Wherever a line holds the string "варианты", copy that line.
%%
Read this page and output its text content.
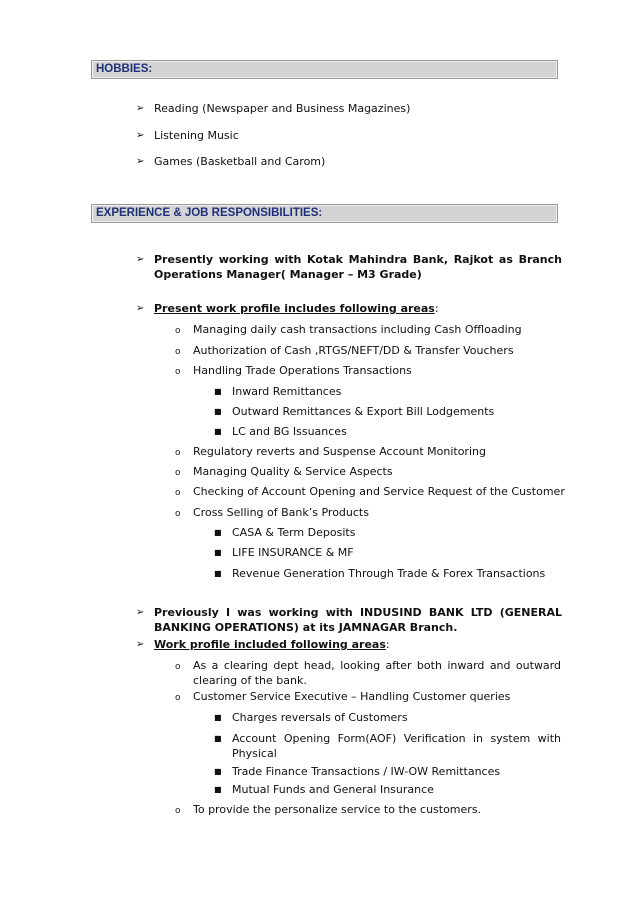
HOBBIES:
➢ Reading (Newspaper and Business Magazines)
➢ Listening Music
➢ Games (Basketball and Carom)
EXPERIENCE & JOB RESPONSIBILITIES:
➢ Presently working with Kotak Mahindra Bank, Rajkot as Branch Operations Manager( Manager – M3 Grade)
➢ Present work profile includes following areas:
o Managing daily cash transactions including Cash Offloading
o Authorization of Cash ,RTGS/NEFT/DD & Transfer Vouchers
o Handling Trade Operations Transactions
■ Inward Remittances
■ Outward Remittances & Export Bill Lodgements
■ LC and BG Issuances
o Regulatory reverts and Suspense Account Monitoring
o Managing Quality & Service Aspects
o Checking of Account Opening and Service Request of the Customer
o Cross Selling of Bank’s Products
■ CASA & Term Deposits
■ LIFE INSURANCE & MF
■ Revenue Generation Through Trade & Forex Transactions
➢ Previously I was working with INDUSIND BANK LTD (GENERAL BANKING OPERATIONS) at its JAMNAGAR Branch.
➢ Work profile included following areas:
o As a clearing dept head, looking after both inward and outward clearing of the bank.
o Customer Service Executive – Handling Customer queries
■ Charges reversals of Customers
■ Account Opening Form(AOF) Verification in system with Physical
■ Trade Finance Transactions / IW-OW Remittances
■ Mutual Funds and General Insurance
o To provide the personalize service to the customers.
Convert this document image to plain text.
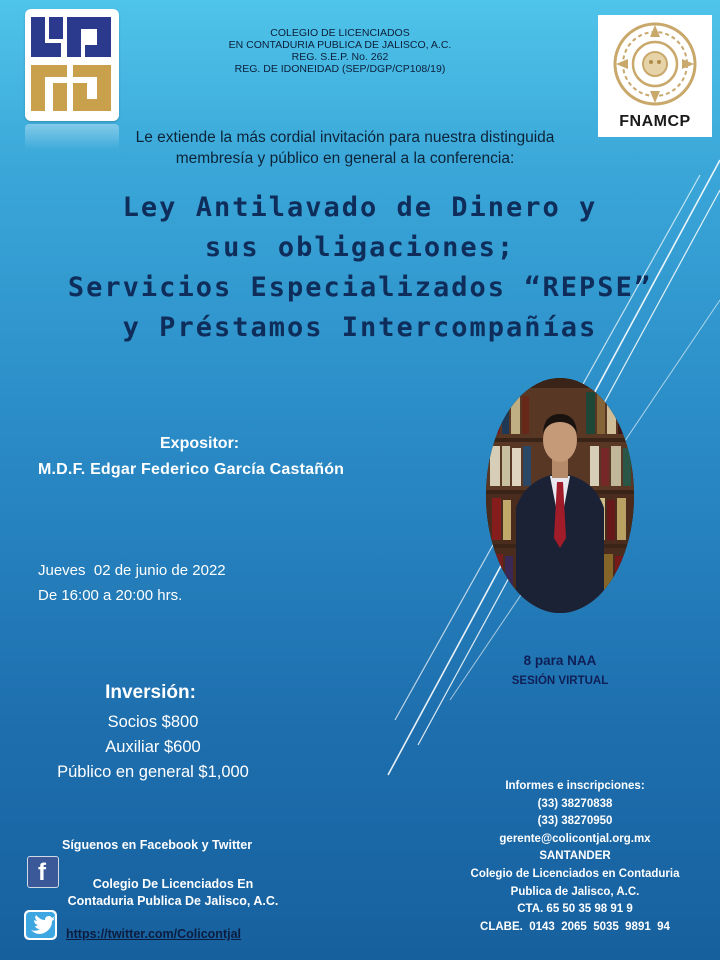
COLEGIO DE LICENCIADOS
EN CONTADURIA PUBLICA DE JALISCO, A.C.
REG. S.E.P. No. 262
REG. DE IDONEIDAD (SEP/DGP/CP108/19)
FNAMCP
Le extiende la más cordial invitación para nuestra distinguida
membresía y público en general a la conferencia:
Ley Antilavado de Dinero y
sus obligaciones;
Servicios Especializados “REPSE”
y Préstamos Intercompañías
Expositor:
M.D.F. Edgar Federico García Castañón
Jueves  02 de junio de 2022
De 16:00 a 20:00 hrs.
8 para NAA
SESIÓN VIRTUAL
Inversión:
Socios $800
Auxiliar $600
Público en general $1,000
Síguenos en Facebook y Twitter
f	Colegio De Licenciados En
Contaduria Publica De Jalisco, A.C.
https://twitter.com/Colicontjal
Informes e inscripciones:
(33) 38270838
(33) 38270950
gerente@colicontjal.org.mx
SANTANDER
Colegio de Licenciados en Contaduria
Publica de Jalisco, A.C.
CTA. 65 50 35 98 91 9
CLABE.  0143  2065  5035  9891  94
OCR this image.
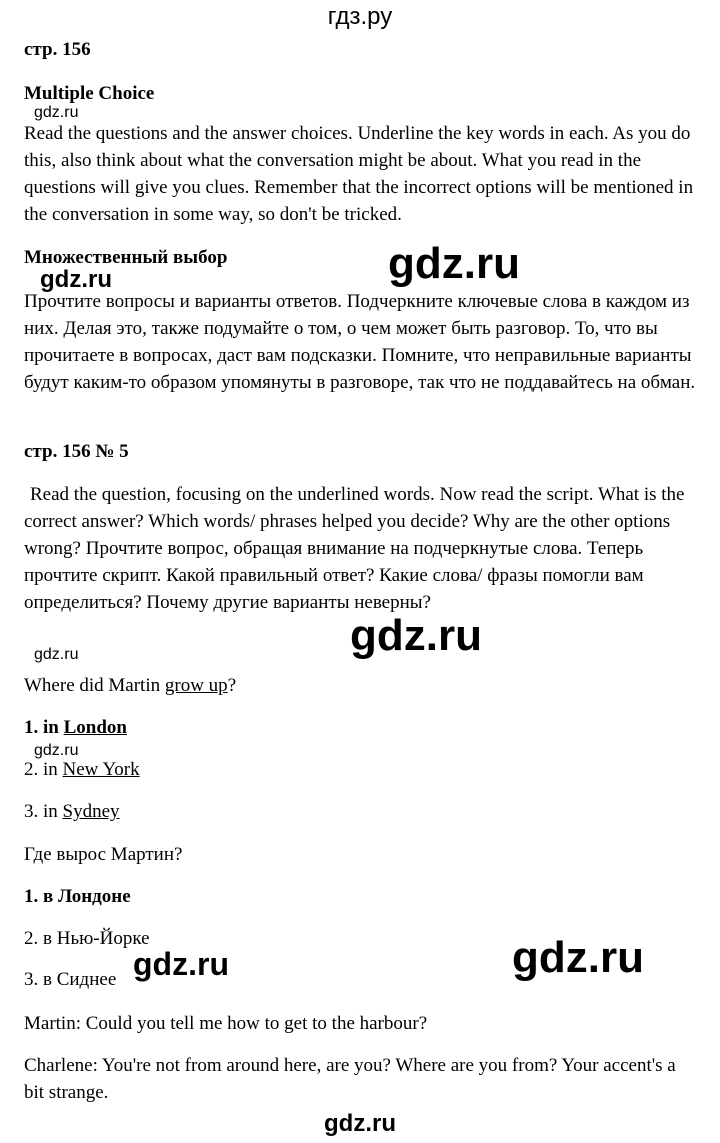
гдз.ру
стр. 156
Multiple Choice
gdz.ru
Read the questions and the answer choices. Underline the key words in each. As you do this, also think about what the conversation might be about. What you read in the questions will give you clues. Remember that the incorrect options will be mentioned in the conversation in some way, so don't be tricked.
Множественный выбор	gdz.ru
gdz.ru
Прочтите вопросы и варианты ответов. Подчеркните ключевые слова в каждом из них. Делая это, также подумайте о том, о чем может быть разговор. То, что вы прочитаете в вопросах, даст вам подсказки. Помните, что неправильные варианты будут каким-то образом упомянуты в разговоре, так что не поддавайтесь на обман.
стр. 156 № 5
Read the question, focusing on the underlined words. Now read the script. What is the correct answer? Which words/ phrases helped you decide? Why are the other options wrong? Прочтите вопрос, обращая внимание на подчеркнутые слова. Теперь прочтите скрипт. Какой правильный ответ? Какие слова/ фразы помогли вам определиться? Почему другие варианты неверны?
gdz.ru
gdz.ru
Where did Martin grow up?
1. in London
gdz.ru
2. in New York
3. in Sydney
Где вырос Мартин?
1. в Лондоне
2. в Нью-Йорке	gdz.ru
3. в Сиднее gdz.ru
Martin: Could you tell me how to get to the harbour?
Charlene: You're not from around here, are you? Where are you from? Your accent's a bit strange.
gdz.ru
%%
* _The completed task_
Прочтите вопросы и варианты ответов. Подчеркните ключевые слова в каждом из них. Делая это, также подумайте о том, о чем может быть разговор. То, что вы прочитаете в вопросах, даст вам подсказки. Помните, что неправильные варианты будут каким-то образом упомянуты в разговоре, так что не поддавайтесь на обман.
Read the question, focusing on the underlined words. Now read the script. What is the correct answer? Which words/ phrases helped you decide? Why are the other options wrong? Прочтите вопрос, обращая внимание на подчеркнутые слова. Теперь прочтите скрипт. Какой правильный ответ? Какие слова/ фразы помогли вам определиться? Почему другие варианты неверны?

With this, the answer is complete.